— Page extract —

Gu et al. (2026) Nonstationary Runoff Evolution and Structural Regime Shifts in Cold-Region Plateau Rivers Under Climate Change

Identification

• Journal: Water
• Year: 2026
• Date: 2026-03-30
• Authors: Kaiye Gu, YANHUI AO, Yong Li
• DOI: 10.3390/w18070816

Research Groups

Key Laboratory of Integrated Regulation and Resource Development on Shallow Lakes, Ministry of Education, College of Environment, Hohai University, Nanjing 210098, China

Short Summary

This study investigates the nonstationary evolution of streamflow and extreme hydrological risks in the Yalong and Dadu River basins (upper Yangtze River) under future climate change (2017–2100) using a SWAT model and advanced time-frequency and spatial analyses. It reveals that precipitation is the primary streamflow driver, but temperature regulates seasonal intensity, with significant hydrological regime shifts projected for the mid-21st century and intensified, clustered extreme events, highlighting an upstream buffering-downstream sensitivity pattern.

Objective

• To apply multivariate wavelet coherence analysis to unravel the multiscale time-frequency relationships between streamflow and climatic drivers (precipitation and air temperature), identifying dominant driving mechanisms and lead-lag relationships.

— Work instructions —
a. From the runoff study summary, give again the part that begins at the words "Short Summary" and stops after "and lead-lag relationships.".
b. Translate this sentence from the runoff study summary into Spanish: "This study investigates the nonstationary evolution of streamflow and extreme hydrological risks in the Yalong and Dadu River basins (upper Yangtze River) under future climate change (2017–2100) using a SWAT model and advanced time-frequency and spatial analyses."
The listing has nothing to do with the runoff study summary.

— Supplied information —
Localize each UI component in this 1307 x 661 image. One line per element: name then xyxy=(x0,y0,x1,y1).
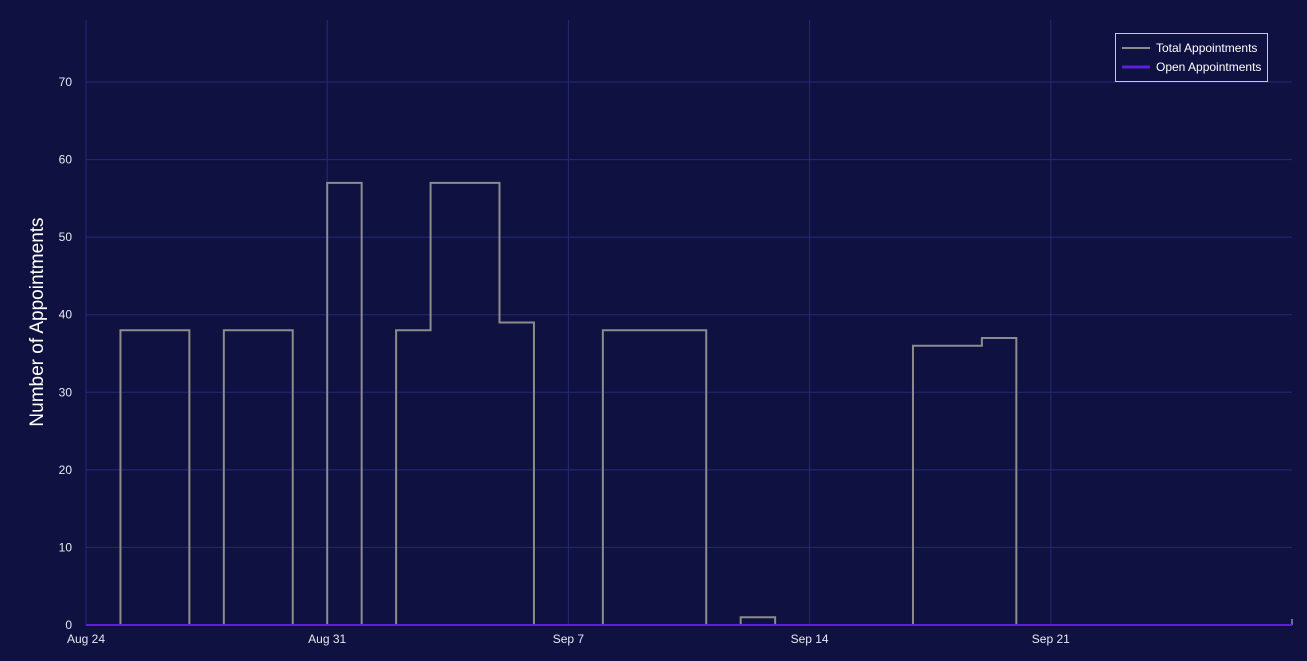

— Written answers —
a.
Short Summary

This study investigates the nonstationary evolution of streamflow and extreme hydrological risks in the Yalong and Dadu River basins (upper Yangtze River) under future climate change (2017–2100) using a SWAT model and advanced time-frequency and spatial analyses. It reveals that precipitation is the primary streamflow driver, but temperature regulates seasonal intensity, with significant hydrological regime shifts projected for the mid-21st century and intensified, clustered extreme events, highlighting an upstream buffering-downstream sensitivity pattern.

Objective

• To apply multivariate wavelet coherence analysis to unravel the multiscale time-frequency relationships between streamflow and climatic drivers (precipitation and air temperature), identifying dominant driving mechanisms and lead-lag relationships.

b. Este estudio investiga la evolución no estacionaria del caudal y los riesgos hidrológicos extremos en las cuencas de los ríos Yalong y Dadu (curso alto del río Yangtsé) bajo el cambio climático futuro (2017–2100) mediante un modelo SWAT y análisis avanzados de tiempo-frecuencia y espaciales.